● **Directive**
Pictures stay out of your copy, but everything else in the records below must be repeated exactly.

● **Supplied records**
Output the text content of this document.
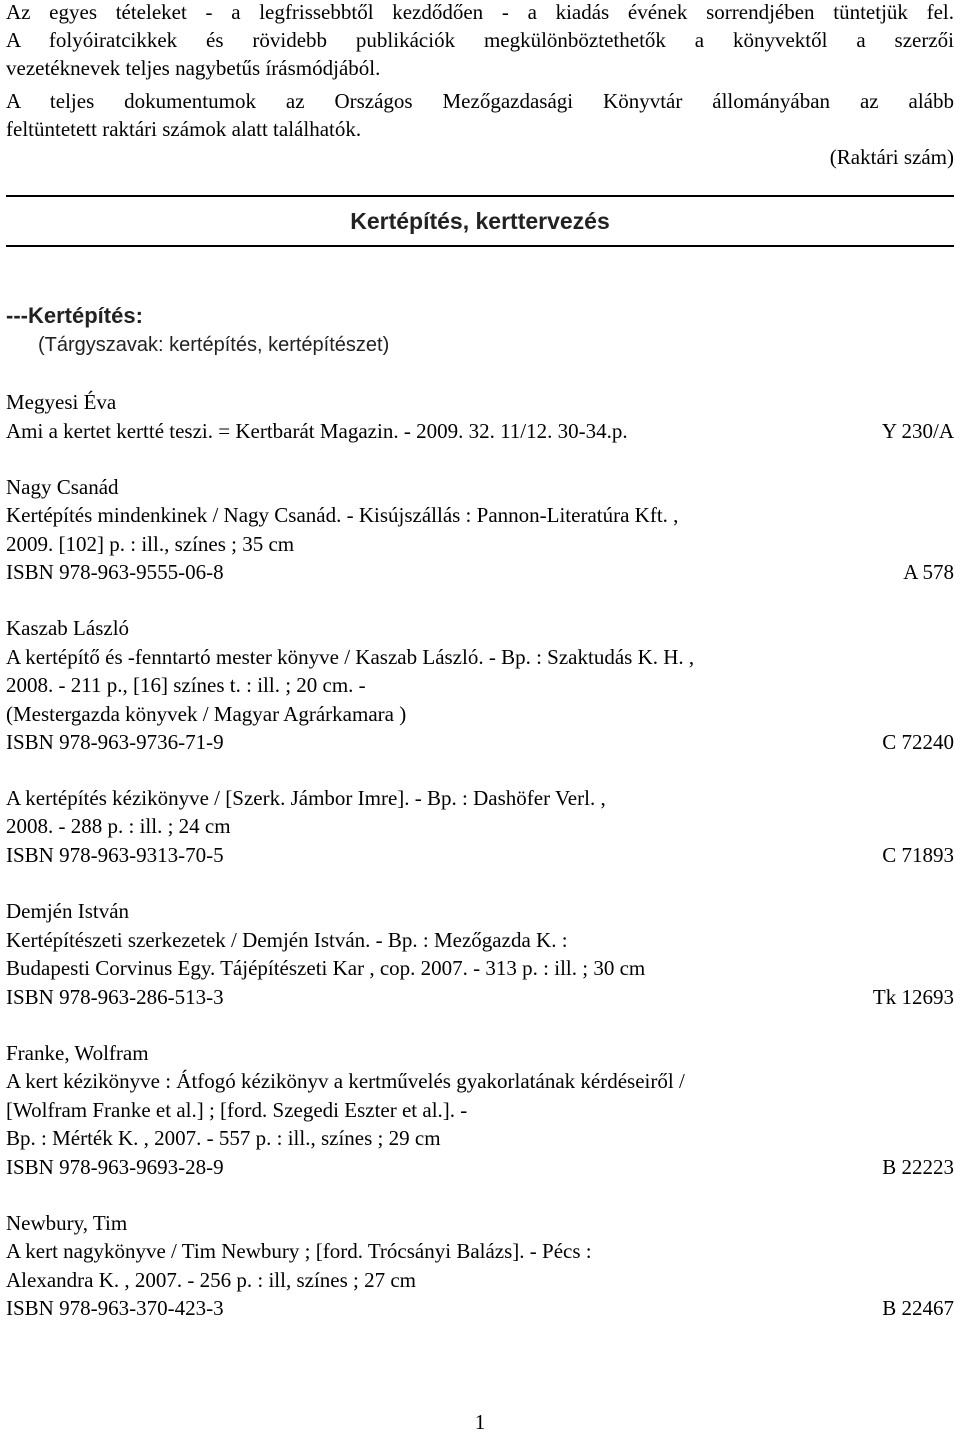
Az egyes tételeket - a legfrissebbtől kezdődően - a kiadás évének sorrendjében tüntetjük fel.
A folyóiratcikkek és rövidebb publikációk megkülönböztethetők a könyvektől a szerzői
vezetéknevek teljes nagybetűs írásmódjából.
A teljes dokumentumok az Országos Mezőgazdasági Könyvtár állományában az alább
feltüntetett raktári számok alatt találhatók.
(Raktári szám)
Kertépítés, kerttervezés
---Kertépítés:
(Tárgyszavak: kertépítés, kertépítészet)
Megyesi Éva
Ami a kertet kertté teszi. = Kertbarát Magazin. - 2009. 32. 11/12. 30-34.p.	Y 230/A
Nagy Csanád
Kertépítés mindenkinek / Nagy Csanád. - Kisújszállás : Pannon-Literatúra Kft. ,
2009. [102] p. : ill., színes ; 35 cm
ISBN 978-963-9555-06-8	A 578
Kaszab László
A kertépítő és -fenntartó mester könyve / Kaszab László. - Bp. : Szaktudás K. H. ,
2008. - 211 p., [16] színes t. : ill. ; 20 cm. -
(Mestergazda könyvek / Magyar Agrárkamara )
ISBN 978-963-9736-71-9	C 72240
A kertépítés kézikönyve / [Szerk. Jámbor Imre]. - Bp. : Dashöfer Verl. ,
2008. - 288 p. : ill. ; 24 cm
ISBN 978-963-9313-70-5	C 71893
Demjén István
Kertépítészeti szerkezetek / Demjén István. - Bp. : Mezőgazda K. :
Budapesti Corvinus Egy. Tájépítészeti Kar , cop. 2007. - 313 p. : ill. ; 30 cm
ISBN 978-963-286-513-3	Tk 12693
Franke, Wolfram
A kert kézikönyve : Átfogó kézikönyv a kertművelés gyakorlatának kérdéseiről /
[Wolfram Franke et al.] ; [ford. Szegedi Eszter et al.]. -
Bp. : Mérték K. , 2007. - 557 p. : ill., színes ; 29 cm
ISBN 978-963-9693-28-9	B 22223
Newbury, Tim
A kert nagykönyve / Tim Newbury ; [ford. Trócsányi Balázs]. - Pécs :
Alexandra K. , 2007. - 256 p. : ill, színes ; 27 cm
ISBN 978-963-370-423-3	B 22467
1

● **Expected output**
Output the text content of this document.
Az egyes tételeket - a legfrissebbtől kezdődően - a kiadás évének sorrendjében tüntetjük fel.
A folyóiratcikkek és rövidebb publikációk megkülönböztethetők a könyvektől a szerzői
vezetéknevek teljes nagybetűs írásmódjából.
A teljes dokumentumok az Országos Mezőgazdasági Könyvtár állományában az alább
feltüntetett raktári számok alatt találhatók.
(Raktári szám)
Kertépítés, kerttervezés
---Kertépítés:
(Tárgyszavak: kertépítés, kertépítészet)
Megyesi Éva
Ami a kertet kertté teszi. = Kertbarát Magazin. - 2009. 32. 11/12. 30-34.p.	Y 230/A
Nagy Csanád
Kertépítés mindenkinek / Nagy Csanád. - Kisújszállás : Pannon-Literatúra Kft. ,
2009. [102] p. : ill., színes ; 35 cm
ISBN 978-963-9555-06-8	A 578
Kaszab László
A kertépítő és -fenntartó mester könyve / Kaszab László. - Bp. : Szaktudás K. H. ,
2008. - 211 p., [16] színes t. : ill. ; 20 cm. -
(Mestergazda könyvek / Magyar Agrárkamara )
ISBN 978-963-9736-71-9	C 72240
A kertépítés kézikönyve / [Szerk. Jámbor Imre]. - Bp. : Dashöfer Verl. ,
2008. - 288 p. : ill. ; 24 cm
ISBN 978-963-9313-70-5	C 71893
Demjén István
Kertépítészeti szerkezetek / Demjén István. - Bp. : Mezőgazda K. :
Budapesti Corvinus Egy. Tájépítészeti Kar , cop. 2007. - 313 p. : ill. ; 30 cm
ISBN 978-963-286-513-3	Tk 12693
Franke, Wolfram
A kert kézikönyve : Átfogó kézikönyv a kertművelés gyakorlatának kérdéseiről /
[Wolfram Franke et al.] ; [ford. Szegedi Eszter et al.]. -
Bp. : Mérték K. , 2007. - 557 p. : ill., színes ; 29 cm
ISBN 978-963-9693-28-9	B 22223
Newbury, Tim
A kert nagykönyve / Tim Newbury ; [ford. Trócsányi Balázs]. - Pécs :
Alexandra K. , 2007. - 256 p. : ill, színes ; 27 cm
ISBN 978-963-370-423-3	B 22467
1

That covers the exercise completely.